Output the material beneath this task exactly, images excluded.

**SOURCE MATERIAL:**

# # # #

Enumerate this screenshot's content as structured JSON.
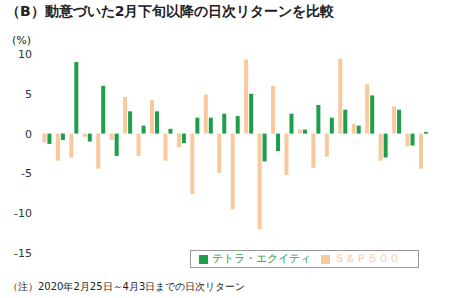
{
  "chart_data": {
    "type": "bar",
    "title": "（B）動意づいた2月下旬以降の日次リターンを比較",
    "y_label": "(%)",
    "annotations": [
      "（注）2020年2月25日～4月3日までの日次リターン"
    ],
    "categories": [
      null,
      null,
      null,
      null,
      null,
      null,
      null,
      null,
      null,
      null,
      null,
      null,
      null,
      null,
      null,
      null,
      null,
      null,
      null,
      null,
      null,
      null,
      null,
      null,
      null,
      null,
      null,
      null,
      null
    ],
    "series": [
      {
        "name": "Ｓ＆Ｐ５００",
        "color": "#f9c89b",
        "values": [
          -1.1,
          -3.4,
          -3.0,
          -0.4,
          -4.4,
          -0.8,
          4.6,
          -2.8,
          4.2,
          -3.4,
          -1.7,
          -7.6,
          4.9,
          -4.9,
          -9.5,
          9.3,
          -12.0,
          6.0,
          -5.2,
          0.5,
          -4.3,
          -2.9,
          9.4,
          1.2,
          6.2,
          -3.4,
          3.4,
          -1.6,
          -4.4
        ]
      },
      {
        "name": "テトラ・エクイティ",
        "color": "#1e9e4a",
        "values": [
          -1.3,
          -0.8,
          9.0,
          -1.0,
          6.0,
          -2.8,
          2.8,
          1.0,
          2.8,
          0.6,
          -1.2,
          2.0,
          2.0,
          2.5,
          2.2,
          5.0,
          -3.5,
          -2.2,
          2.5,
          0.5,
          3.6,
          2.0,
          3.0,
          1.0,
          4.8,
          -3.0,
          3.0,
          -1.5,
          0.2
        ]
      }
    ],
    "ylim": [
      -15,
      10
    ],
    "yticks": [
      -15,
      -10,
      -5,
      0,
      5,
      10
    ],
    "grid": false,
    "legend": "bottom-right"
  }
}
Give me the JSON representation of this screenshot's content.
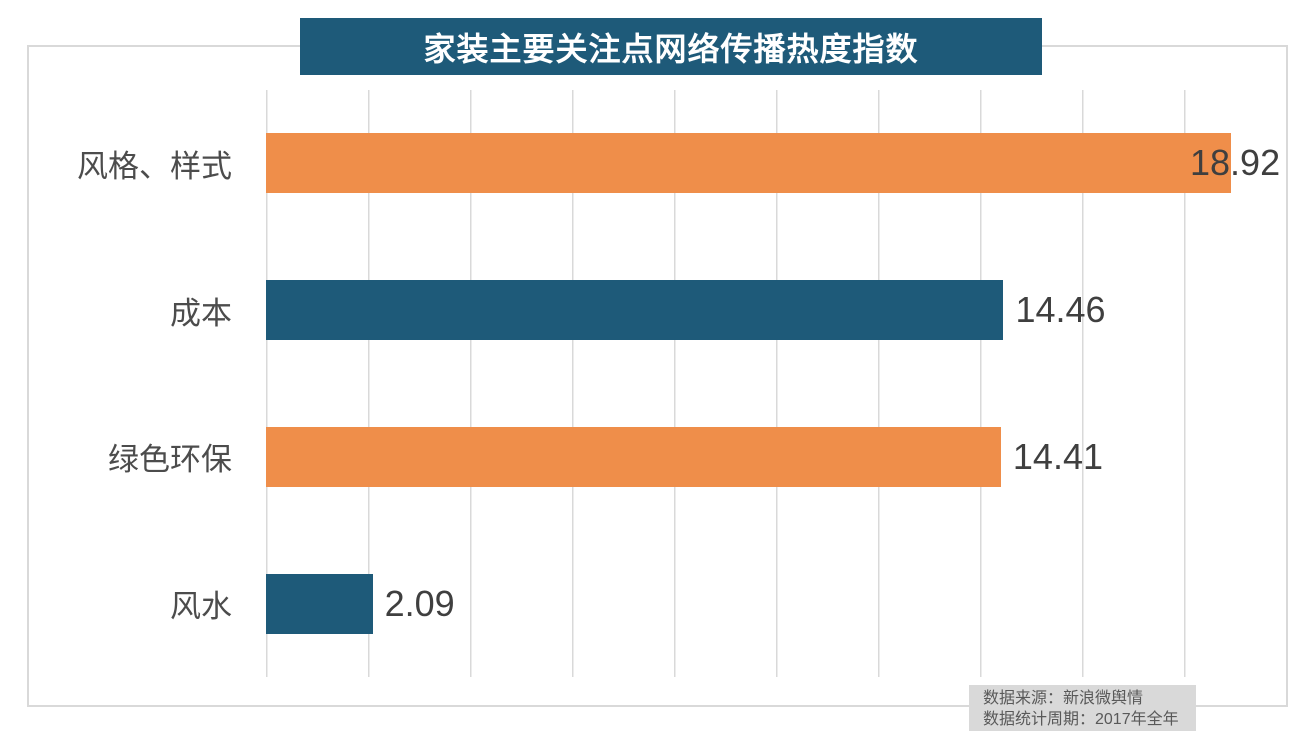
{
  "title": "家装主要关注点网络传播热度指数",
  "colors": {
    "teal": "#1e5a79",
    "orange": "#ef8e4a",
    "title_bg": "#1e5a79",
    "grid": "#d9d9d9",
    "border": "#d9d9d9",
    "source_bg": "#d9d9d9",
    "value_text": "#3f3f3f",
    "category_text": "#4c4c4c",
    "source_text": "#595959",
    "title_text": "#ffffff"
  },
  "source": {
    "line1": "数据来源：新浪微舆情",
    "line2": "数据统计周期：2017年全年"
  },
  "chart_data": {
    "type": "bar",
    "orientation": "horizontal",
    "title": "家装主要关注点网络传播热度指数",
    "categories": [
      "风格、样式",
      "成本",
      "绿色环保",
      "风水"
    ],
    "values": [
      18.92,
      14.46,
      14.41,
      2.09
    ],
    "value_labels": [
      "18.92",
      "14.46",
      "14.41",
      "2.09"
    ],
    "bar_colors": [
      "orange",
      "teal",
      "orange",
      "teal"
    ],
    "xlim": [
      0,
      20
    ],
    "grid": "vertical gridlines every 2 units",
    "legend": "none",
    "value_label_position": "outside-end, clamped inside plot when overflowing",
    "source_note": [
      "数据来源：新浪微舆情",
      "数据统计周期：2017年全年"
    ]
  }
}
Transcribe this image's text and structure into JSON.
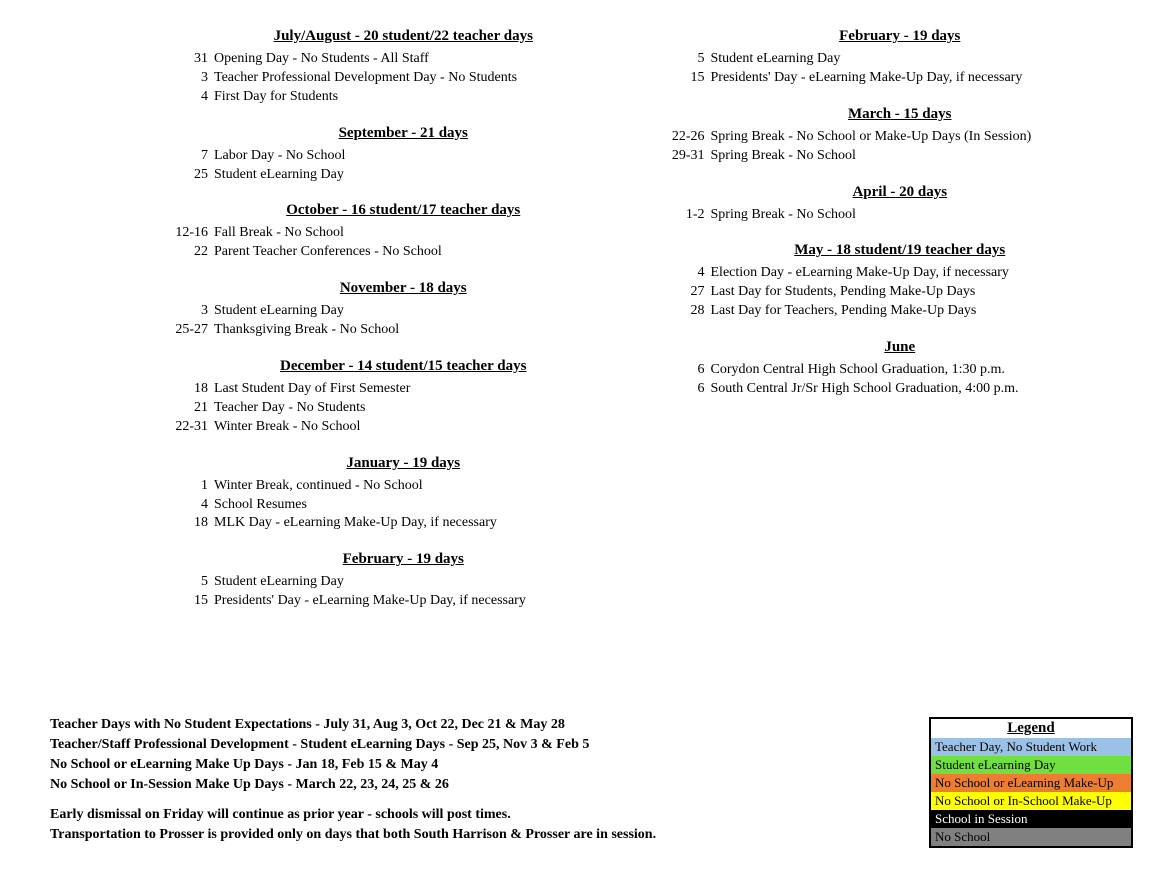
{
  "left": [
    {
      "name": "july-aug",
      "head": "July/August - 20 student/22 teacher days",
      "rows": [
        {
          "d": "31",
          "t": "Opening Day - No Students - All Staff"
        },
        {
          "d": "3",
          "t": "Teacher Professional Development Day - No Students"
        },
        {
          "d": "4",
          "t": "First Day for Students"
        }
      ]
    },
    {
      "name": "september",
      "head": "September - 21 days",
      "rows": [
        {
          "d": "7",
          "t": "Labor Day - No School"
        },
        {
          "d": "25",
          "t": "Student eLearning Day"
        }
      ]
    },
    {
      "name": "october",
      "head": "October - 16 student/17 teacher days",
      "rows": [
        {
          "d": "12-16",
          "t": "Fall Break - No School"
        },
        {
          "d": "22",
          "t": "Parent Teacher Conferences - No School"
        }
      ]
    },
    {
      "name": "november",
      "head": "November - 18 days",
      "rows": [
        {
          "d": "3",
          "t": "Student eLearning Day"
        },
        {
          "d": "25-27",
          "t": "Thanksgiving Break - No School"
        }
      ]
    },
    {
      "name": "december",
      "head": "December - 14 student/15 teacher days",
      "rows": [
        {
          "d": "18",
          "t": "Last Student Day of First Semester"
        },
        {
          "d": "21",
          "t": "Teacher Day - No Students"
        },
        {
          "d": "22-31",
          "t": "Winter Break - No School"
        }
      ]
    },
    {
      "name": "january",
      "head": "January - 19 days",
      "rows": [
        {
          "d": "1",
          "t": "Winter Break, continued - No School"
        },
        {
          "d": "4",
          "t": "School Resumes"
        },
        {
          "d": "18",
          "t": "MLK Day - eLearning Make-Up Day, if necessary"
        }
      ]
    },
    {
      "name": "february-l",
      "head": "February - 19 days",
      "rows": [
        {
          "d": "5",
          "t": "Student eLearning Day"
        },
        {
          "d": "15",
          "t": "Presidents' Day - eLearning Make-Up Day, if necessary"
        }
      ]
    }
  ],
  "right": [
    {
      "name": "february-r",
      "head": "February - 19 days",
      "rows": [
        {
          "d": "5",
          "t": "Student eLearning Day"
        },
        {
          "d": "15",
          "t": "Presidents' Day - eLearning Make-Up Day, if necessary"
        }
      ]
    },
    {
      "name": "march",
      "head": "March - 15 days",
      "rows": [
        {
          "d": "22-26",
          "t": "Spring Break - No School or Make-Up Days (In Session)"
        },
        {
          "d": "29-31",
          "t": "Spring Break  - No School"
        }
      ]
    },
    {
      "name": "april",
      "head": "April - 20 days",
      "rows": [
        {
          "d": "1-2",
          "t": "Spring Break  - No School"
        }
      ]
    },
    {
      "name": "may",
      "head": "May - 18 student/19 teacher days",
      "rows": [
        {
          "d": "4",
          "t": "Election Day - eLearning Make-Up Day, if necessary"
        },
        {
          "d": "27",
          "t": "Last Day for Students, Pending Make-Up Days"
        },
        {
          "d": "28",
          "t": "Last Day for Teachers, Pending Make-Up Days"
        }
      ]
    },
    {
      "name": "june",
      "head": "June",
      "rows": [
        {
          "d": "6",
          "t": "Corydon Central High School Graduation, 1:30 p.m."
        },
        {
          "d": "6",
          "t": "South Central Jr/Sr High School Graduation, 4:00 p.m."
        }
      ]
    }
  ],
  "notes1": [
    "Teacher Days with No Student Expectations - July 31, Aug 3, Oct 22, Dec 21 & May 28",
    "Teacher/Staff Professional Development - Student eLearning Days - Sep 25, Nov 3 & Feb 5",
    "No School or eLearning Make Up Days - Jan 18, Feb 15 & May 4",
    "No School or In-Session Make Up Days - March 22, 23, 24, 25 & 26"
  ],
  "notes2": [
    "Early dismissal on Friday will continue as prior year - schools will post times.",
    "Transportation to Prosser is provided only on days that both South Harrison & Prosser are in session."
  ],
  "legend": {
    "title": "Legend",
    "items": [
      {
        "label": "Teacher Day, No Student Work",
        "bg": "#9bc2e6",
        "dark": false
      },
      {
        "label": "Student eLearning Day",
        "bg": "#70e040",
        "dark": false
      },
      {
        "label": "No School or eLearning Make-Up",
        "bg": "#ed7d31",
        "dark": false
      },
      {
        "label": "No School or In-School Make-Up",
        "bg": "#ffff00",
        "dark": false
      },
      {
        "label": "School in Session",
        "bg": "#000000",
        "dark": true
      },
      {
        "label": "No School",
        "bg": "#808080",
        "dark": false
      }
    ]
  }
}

# # # #

**ANSWER FOR THE TASK:**
Enumerate this screenshot's content as structured JSON.
{
  "chart_data": {
    "type": "bar",
    "title": "（B）動意づいた2月下旬以降の日次リターンを比較",
    "y_label": "(%)",
    "annotations": [
      "（注）2020年2月25日～4月3日までの日次リターン"
    ],
    "categories": [
      null,
      null,
      null,
      null,
      null,
      null,
      null,
      null,
      null,
      null,
      null,
      null,
      null,
      null,
      null,
      null,
      null,
      null,
      null,
      null,
      null,
      null,
      null,
      null,
      null,
      null,
      null,
      null,
      null
    ],
    "series": [
      {
        "name": "Ｓ＆Ｐ５００",
        "color": "#f9c89b",
        "values": [
          -1.1,
          -3.4,
          -3.0,
          -0.4,
          -4.4,
          -0.8,
          4.6,
          -2.8,
          4.2,
          -3.4,
          -1.7,
          -7.6,
          4.9,
          -4.9,
          -9.5,
          9.3,
          -12.0,
          6.0,
          -5.2,
          0.5,
          -4.3,
          -2.9,
          9.4,
          1.2,
          6.2,
          -3.4,
          3.4,
          -1.6,
          -4.4
        ]
      },
      {
        "name": "テトラ・エクイティ",
        "color": "#1e9e4a",
        "values": [
          -1.3,
          -0.8,
          9.0,
          -1.0,
          6.0,
          -2.8,
          2.8,
          1.0,
          2.8,
          0.6,
          -1.2,
          2.0,
          2.0,
          2.5,
          2.2,
          5.0,
          -3.5,
          -2.2,
          2.5,
          0.5,
          3.6,
          2.0,
          3.0,
          1.0,
          4.8,
          -3.0,
          3.0,
          -1.5,
          0.2
        ]
      }
    ],
    "ylim": [
      -15,
      10
    ],
    "yticks": [
      -15,
      -10,
      -5,
      0,
      5,
      10
    ],
    "grid": false,
    "legend": "bottom-right"
  }
}
Give me the JSON representation of this screenshot's content.
{
  "title": "家装主要关注点网络传播热度指数",
  "colors": {
    "teal": "#1e5a79",
    "orange": "#ef8e4a",
    "title_bg": "#1e5a79",
    "grid": "#d9d9d9",
    "border": "#d9d9d9",
    "source_bg": "#d9d9d9",
    "value_text": "#3f3f3f",
    "category_text": "#4c4c4c",
    "source_text": "#595959",
    "title_text": "#ffffff"
  },
  "source": {
    "line1": "数据来源：新浪微舆情",
    "line2": "数据统计周期：2017年全年"
  },
  "chart_data": {
    "type": "bar",
    "orientation": "horizontal",
    "title": "家装主要关注点网络传播热度指数",
    "categories": [
      "风格、样式",
      "成本",
      "绿色环保",
      "风水"
    ],
    "values": [
      18.92,
      14.46,
      14.41,
      2.09
    ],
    "value_labels": [
      "18.92",
      "14.46",
      "14.41",
      "2.09"
    ],
    "bar_colors": [
      "orange",
      "teal",
      "orange",
      "teal"
    ],
    "xlim": [
      0,
      20
    ],
    "grid": "vertical gridlines every 2 units",
    "legend": "none",
    "value_label_position": "outside-end, clamped inside plot when overflowing",
    "source_note": [
      "数据来源：新浪微舆情",
      "数据统计周期：2017年全年"
    ]
  }
}
Transcribe this image's text and structure into JSON.
{
  "left": [
    {
      "name": "july-aug",
      "head": "July/August - 20 student/22 teacher days",
      "rows": [
        {
          "d": "31",
          "t": "Opening Day - No Students - All Staff"
        },
        {
          "d": "3",
          "t": "Teacher Professional Development Day - No Students"
        },
        {
          "d": "4",
          "t": "First Day for Students"
        }
      ]
    },
    {
      "name": "september",
      "head": "September - 21 days",
      "rows": [
        {
          "d": "7",
          "t": "Labor Day - No School"
        },
        {
          "d": "25",
          "t": "Student eLearning Day"
        }
      ]
    },
    {
      "name": "october",
      "head": "October - 16 student/17 teacher days",
      "rows": [
        {
          "d": "12-16",
          "t": "Fall Break - No School"
        },
        {
          "d": "22",
          "t": "Parent Teacher Conferences - No School"
        }
      ]
    },
    {
      "name": "november",
      "head": "November - 18 days",
      "rows": [
        {
          "d": "3",
          "t": "Student eLearning Day"
        },
        {
          "d": "25-27",
          "t": "Thanksgiving Break - No School"
        }
      ]
    },
    {
      "name": "december",
      "head": "December - 14 student/15 teacher days",
      "rows": [
        {
          "d": "18",
          "t": "Last Student Day of First Semester"
        },
        {
          "d": "21",
          "t": "Teacher Day - No Students"
        },
        {
          "d": "22-31",
          "t": "Winter Break - No School"
        }
      ]
    },
    {
      "name": "january",
      "head": "January - 19 days",
      "rows": [
        {
          "d": "1",
          "t": "Winter Break, continued - No School"
        },
        {
          "d": "4",
          "t": "School Resumes"
        },
        {
          "d": "18",
          "t": "MLK Day - eLearning Make-Up Day, if necessary"
        }
      ]
    },
    {
      "name": "february-l",
      "head": "February - 19 days",
      "rows": [
        {
          "d": "5",
          "t": "Student eLearning Day"
        },
        {
          "d": "15",
          "t": "Presidents' Day - eLearning Make-Up Day, if necessary"
        }
      ]
    }
  ],
  "right": [
    {
      "name": "february-r",
      "head": "February - 19 days",
      "rows": [
        {
          "d": "5",
          "t": "Student eLearning Day"
        },
        {
          "d": "15",
          "t": "Presidents' Day - eLearning Make-Up Day, if necessary"
        }
      ]
    },
    {
      "name": "march",
      "head": "March - 15 days",
      "rows": [
        {
          "d": "22-26",
          "t": "Spring Break - No School or Make-Up Days (In Session)"
        },
        {
          "d": "29-31",
          "t": "Spring Break  - No School"
        }
      ]
    },
    {
      "name": "april",
      "head": "April - 20 days",
      "rows": [
        {
          "d": "1-2",
          "t": "Spring Break  - No School"
        }
      ]
    },
    {
      "name": "may",
      "head": "May - 18 student/19 teacher days",
      "rows": [
        {
          "d": "4",
          "t": "Election Day - eLearning Make-Up Day, if necessary"
        },
        {
          "d": "27",
          "t": "Last Day for Students, Pending Make-Up Days"
        },
        {
          "d": "28",
          "t": "Last Day for Teachers, Pending Make-Up Days"
        }
      ]
    },
    {
      "name": "june",
      "head": "June",
      "rows": [
        {
          "d": "6",
          "t": "Corydon Central High School Graduation, 1:30 p.m."
        },
        {
          "d": "6",
          "t": "South Central Jr/Sr High School Graduation, 4:00 p.m."
        }
      ]
    }
  ],
  "notes1": [
    "Teacher Days with No Student Expectations - July 31, Aug 3, Oct 22, Dec 21 & May 28",
    "Teacher/Staff Professional Development - Student eLearning Days - Sep 25, Nov 3 & Feb 5",
    "No School or eLearning Make Up Days - Jan 18, Feb 15 & May 4",
    "No School or In-Session Make Up Days - March 22, 23, 24, 25 & 26"
  ],
  "notes2": [
    "Early dismissal on Friday will continue as prior year - schools will post times.",
    "Transportation to Prosser is provided only on days that both South Harrison & Prosser are in session."
  ],
  "legend": {
    "title": "Legend",
    "items": [
      {
        "label": "Teacher Day, No Student Work",
        "bg": "#9bc2e6",
        "dark": false
      },
      {
        "label": "Student eLearning Day",
        "bg": "#70e040",
        "dark": false
      },
      {
        "label": "No School or eLearning Make-Up",
        "bg": "#ed7d31",
        "dark": false
      },
      {
        "label": "No School or In-School Make-Up",
        "bg": "#ffff00",
        "dark": false
      },
      {
        "label": "School in Session",
        "bg": "#000000",
        "dark": true
      },
      {
        "label": "No School",
        "bg": "#808080",
        "dark": false
      }
    ]
  }
}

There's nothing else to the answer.